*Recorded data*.
--------------------------------

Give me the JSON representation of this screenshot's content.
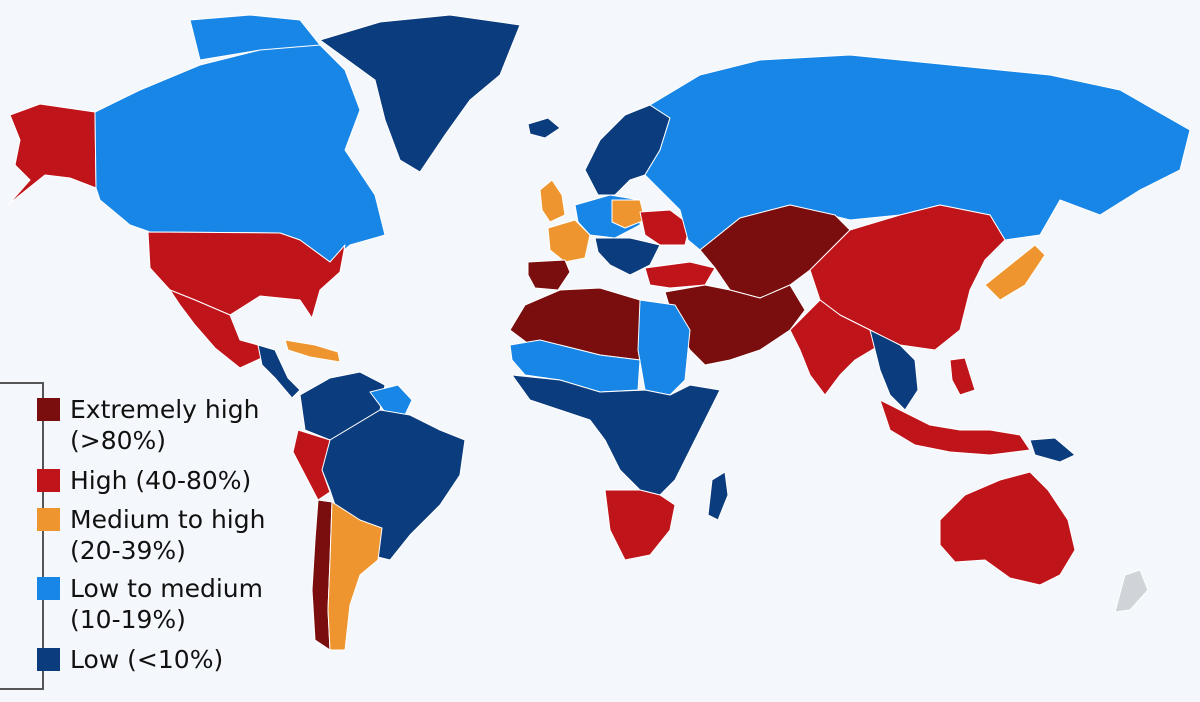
{
  "colors": {
    "background": "#f4f7fb",
    "extremely_high": "#7a0d0d",
    "high": "#c0141b",
    "medium_to_high": "#ee952f",
    "low_to_medium": "#1786e6",
    "low": "#0b3c7e",
    "no_data": "#d0d3d7",
    "border": "#ffffff"
  },
  "legend": {
    "items": [
      {
        "key": "extremely_high",
        "line1": "Extremely high",
        "line2": "(>80%)"
      },
      {
        "key": "high",
        "line1": "High (40-80%)",
        "line2": ""
      },
      {
        "key": "medium_to_high",
        "line1": "Medium to high",
        "line2": "(20-39%)"
      },
      {
        "key": "low_to_medium",
        "line1": "Low to medium",
        "line2": "(10-19%)"
      },
      {
        "key": "low",
        "line1": "Low (<10%)",
        "line2": ""
      }
    ]
  },
  "regions": [
    {
      "name": "Alaska",
      "category": "high"
    },
    {
      "name": "Canada",
      "category": "low_to_medium"
    },
    {
      "name": "Greenland",
      "category": "low"
    },
    {
      "name": "United States",
      "category": "high"
    },
    {
      "name": "Mexico",
      "category": "high"
    },
    {
      "name": "Central America",
      "category": "low"
    },
    {
      "name": "Caribbean",
      "category": "medium_to_high"
    },
    {
      "name": "Colombia / Venezuela",
      "category": "low"
    },
    {
      "name": "Guianas",
      "category": "low_to_medium"
    },
    {
      "name": "Brazil",
      "category": "low"
    },
    {
      "name": "Peru",
      "category": "high"
    },
    {
      "name": "Chile",
      "category": "extremely_high"
    },
    {
      "name": "Argentina",
      "category": "medium_to_high"
    },
    {
      "name": "Iceland",
      "category": "low"
    },
    {
      "name": "Scandinavia",
      "category": "low"
    },
    {
      "name": "United Kingdom",
      "category": "medium_to_high"
    },
    {
      "name": "France",
      "category": "medium_to_high"
    },
    {
      "name": "Spain",
      "category": "extremely_high"
    },
    {
      "name": "Central Europe",
      "category": "low_to_medium"
    },
    {
      "name": "Poland",
      "category": "medium_to_high"
    },
    {
      "name": "Ukraine",
      "category": "high"
    },
    {
      "name": "Balkans",
      "category": "low"
    },
    {
      "name": "Russia",
      "category": "low_to_medium"
    },
    {
      "name": "Turkey",
      "category": "high"
    },
    {
      "name": "Kazakhstan / Central Asia",
      "category": "extremely_high"
    },
    {
      "name": "Middle East",
      "category": "extremely_high"
    },
    {
      "name": "North Africa",
      "category": "extremely_high"
    },
    {
      "name": "Egypt / Sudan",
      "category": "low_to_medium"
    },
    {
      "name": "Sahel",
      "category": "low_to_medium"
    },
    {
      "name": "Central Africa",
      "category": "low"
    },
    {
      "name": "Southern Africa",
      "category": "high"
    },
    {
      "name": "Madagascar",
      "category": "low"
    },
    {
      "name": "China / Mongolia",
      "category": "high"
    },
    {
      "name": "India",
      "category": "high"
    },
    {
      "name": "Southeast Asia",
      "category": "low"
    },
    {
      "name": "Japan",
      "category": "medium_to_high"
    },
    {
      "name": "Indonesia / Philippines",
      "category": "high"
    },
    {
      "name": "Papua New Guinea",
      "category": "low"
    },
    {
      "name": "Australia",
      "category": "high"
    },
    {
      "name": "New Zealand",
      "category": "no_data"
    }
  ]
}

--------------------------------

*Request*. Go through the data above and find the lines with the word "United". Copy each of those lines.

*Solution to this task*.
      "name": "United States",
      "name": "United Kingdom",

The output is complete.